### RECORDS SHOWN
———
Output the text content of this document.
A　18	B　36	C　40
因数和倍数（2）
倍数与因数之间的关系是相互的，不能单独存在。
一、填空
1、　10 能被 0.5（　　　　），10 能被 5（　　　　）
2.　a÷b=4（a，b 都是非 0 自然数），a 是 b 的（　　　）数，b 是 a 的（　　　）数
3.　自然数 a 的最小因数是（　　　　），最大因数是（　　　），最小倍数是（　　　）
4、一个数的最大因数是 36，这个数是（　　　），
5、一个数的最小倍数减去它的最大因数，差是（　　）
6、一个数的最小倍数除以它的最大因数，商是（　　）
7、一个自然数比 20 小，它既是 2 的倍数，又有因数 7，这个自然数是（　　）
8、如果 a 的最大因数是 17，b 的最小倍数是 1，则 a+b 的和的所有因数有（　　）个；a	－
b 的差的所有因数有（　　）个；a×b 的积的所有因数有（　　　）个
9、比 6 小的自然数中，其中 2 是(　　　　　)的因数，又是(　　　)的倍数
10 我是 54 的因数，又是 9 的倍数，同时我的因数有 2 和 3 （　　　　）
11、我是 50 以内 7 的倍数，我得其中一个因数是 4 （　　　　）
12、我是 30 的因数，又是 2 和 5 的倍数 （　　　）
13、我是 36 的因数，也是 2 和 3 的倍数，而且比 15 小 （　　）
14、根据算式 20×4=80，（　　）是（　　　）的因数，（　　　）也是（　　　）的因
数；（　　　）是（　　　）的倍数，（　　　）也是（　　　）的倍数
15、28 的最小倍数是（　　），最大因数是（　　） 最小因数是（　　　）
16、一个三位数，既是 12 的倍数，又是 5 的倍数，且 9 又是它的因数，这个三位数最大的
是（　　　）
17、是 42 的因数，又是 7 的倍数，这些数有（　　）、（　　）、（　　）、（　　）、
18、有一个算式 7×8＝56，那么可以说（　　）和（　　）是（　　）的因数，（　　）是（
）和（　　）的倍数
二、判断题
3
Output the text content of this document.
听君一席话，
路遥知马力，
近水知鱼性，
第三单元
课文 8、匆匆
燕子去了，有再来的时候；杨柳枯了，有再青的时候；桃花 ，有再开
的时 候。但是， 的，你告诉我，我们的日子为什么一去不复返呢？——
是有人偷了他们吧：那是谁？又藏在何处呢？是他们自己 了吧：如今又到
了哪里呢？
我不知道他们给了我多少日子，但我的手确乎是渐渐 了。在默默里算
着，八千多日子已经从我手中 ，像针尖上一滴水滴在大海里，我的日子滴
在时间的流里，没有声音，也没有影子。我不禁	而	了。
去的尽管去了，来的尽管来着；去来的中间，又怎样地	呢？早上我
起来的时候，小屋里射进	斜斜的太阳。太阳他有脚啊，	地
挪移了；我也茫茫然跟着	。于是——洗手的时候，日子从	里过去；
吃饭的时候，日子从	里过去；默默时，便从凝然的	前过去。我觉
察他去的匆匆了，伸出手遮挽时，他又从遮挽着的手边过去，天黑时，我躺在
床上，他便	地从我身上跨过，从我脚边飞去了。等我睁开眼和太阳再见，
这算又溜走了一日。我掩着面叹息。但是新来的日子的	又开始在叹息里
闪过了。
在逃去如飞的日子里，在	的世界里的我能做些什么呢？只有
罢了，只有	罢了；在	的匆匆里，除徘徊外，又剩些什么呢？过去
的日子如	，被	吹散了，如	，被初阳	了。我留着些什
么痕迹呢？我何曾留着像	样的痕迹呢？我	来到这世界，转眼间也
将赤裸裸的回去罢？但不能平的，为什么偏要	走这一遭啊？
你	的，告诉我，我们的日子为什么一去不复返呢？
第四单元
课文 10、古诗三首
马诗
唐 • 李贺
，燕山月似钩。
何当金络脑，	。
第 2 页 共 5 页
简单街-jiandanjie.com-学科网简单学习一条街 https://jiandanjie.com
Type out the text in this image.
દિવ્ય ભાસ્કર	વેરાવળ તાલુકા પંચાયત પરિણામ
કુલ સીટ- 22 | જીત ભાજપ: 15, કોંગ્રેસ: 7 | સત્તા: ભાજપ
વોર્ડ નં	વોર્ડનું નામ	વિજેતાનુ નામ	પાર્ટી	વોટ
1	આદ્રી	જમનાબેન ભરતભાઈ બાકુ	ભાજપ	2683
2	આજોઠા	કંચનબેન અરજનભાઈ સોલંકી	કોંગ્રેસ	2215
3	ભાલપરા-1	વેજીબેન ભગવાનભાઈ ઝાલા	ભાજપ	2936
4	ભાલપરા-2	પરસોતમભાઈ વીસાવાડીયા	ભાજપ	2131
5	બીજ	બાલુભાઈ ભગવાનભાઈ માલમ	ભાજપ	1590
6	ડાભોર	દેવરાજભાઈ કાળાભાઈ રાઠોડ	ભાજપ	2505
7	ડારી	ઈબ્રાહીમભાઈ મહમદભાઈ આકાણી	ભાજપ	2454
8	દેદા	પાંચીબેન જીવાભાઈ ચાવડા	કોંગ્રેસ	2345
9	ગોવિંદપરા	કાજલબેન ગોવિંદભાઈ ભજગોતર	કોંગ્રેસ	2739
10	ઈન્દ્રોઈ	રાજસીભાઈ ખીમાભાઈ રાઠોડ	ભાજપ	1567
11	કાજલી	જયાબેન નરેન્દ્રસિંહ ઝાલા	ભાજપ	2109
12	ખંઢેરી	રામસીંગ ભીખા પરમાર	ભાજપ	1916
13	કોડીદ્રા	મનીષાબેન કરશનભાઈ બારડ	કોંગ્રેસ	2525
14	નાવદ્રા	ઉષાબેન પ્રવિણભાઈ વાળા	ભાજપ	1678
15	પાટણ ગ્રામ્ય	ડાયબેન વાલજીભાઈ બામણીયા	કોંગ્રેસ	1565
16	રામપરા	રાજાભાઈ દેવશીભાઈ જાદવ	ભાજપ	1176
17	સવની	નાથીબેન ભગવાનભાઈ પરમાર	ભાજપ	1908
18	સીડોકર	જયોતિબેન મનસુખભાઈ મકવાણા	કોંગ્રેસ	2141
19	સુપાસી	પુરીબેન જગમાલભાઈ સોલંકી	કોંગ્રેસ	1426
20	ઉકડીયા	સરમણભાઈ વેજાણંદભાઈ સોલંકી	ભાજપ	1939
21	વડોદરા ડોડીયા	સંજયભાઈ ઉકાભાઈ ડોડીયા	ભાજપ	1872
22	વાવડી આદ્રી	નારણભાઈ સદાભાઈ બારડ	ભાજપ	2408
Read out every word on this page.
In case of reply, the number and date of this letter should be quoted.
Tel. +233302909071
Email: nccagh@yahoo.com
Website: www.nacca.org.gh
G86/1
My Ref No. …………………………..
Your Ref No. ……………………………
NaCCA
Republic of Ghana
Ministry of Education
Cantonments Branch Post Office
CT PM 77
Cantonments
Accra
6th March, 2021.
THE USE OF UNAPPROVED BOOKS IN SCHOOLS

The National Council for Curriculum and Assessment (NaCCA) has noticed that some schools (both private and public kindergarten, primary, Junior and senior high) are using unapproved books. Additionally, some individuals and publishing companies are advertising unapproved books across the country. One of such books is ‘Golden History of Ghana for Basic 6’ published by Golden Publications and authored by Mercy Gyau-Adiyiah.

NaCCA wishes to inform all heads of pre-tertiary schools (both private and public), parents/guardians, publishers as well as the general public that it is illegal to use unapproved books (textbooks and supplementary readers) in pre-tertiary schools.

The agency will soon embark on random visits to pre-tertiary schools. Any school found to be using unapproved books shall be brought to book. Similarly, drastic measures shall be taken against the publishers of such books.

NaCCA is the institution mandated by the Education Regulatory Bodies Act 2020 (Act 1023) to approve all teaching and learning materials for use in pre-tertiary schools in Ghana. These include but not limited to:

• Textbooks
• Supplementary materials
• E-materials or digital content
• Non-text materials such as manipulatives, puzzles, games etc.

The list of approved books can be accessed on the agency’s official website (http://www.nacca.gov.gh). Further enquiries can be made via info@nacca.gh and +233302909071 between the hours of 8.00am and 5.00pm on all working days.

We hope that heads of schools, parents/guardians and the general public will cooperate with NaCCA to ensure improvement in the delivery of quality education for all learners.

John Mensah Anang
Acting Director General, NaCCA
———
### AIM OF THE TASK
Indicate how many lines of the material contain the string "using", giving the number and nothing more.

### ANSWER TO THE EXERCISE
2